(Reading passage)
◆ ◆ ◆

# Pearson's Correlation Coefficient — Formulae, Interpretation [Worked Examples]

by **Jack Bodeley** on *September 14, 2021*

##### Pearson's Coefficient of Correlation, or Pearsonian Correlation coefficient, is a mathematical method of measuring the intensity or magnitude of **linear relationship** between two variables as suggested by Karl Pearson (1867 - 1936), a British Biometrician and Statician.

It is by far the most widely used method of measuring correlation in practice today.

A **correlation coefficient** is merely a mathematical relationship, this has nothing to do with cause and effect relation.

Correlation is a measure of the degree of relatedness.

It measures the association between two or more variables. When movement in one variable tends to be accompanied by corresponding movements in other variables, they are said to be correlated. Correlation can be *positive or negative*, it can be *linear or curvilinear*, and it can also be *simple, partial or multiple*.

◆ ◆ ◆

(Dataset rows)
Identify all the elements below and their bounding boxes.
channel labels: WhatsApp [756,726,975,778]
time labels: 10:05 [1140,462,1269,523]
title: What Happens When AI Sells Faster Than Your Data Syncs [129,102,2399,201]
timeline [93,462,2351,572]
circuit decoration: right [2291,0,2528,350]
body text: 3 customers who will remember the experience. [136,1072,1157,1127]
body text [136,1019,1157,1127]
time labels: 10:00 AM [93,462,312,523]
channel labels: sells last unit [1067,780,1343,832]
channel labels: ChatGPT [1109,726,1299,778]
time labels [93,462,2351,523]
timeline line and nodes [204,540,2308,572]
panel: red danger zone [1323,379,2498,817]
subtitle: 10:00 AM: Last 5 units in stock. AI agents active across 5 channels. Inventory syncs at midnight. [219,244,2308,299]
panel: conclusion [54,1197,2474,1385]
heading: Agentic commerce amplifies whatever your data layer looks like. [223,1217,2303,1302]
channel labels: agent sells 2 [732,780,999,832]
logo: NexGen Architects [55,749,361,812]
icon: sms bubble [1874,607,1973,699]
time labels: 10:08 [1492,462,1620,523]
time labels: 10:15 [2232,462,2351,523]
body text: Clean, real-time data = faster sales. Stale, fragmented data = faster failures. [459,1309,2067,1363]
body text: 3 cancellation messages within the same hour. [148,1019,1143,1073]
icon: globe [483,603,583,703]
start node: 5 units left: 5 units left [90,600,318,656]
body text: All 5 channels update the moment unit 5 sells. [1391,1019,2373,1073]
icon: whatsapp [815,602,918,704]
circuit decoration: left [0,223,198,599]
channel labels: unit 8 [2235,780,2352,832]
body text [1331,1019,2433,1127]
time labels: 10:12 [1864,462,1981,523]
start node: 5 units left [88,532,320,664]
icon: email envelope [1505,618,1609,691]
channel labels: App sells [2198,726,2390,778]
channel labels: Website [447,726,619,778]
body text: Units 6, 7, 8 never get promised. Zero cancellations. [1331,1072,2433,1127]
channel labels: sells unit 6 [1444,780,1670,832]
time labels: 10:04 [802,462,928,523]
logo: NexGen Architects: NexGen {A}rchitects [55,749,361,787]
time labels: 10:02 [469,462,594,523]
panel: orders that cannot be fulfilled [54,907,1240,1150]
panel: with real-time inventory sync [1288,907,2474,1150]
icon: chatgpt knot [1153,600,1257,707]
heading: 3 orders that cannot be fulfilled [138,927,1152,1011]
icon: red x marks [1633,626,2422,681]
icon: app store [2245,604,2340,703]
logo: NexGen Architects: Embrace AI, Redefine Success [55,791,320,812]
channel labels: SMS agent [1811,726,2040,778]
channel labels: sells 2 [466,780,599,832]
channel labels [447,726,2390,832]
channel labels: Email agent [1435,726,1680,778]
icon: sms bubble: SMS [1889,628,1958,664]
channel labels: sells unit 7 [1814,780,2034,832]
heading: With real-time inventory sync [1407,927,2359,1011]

◆ ◆ ◆

(What this task involves)
Copy word for word the stretch of the Pearson's correlation page from "##### Pearson's Coefficient" through "and effect relation.".

(Result of this exercise)
##### Pearson's Coefficient of Correlation, or Pearsonian Correlation coefficient, is a mathematical method of measuring the intensity or magnitude of **linear relationship** between two variables as suggested by Karl Pearson (1867 - 1936), a British Biometrician and Statician.

It is by far the most widely used method of measuring correlation in practice today.

A **correlation coefficient** is merely a mathematical relationship, this has nothing to do with cause and effect relation.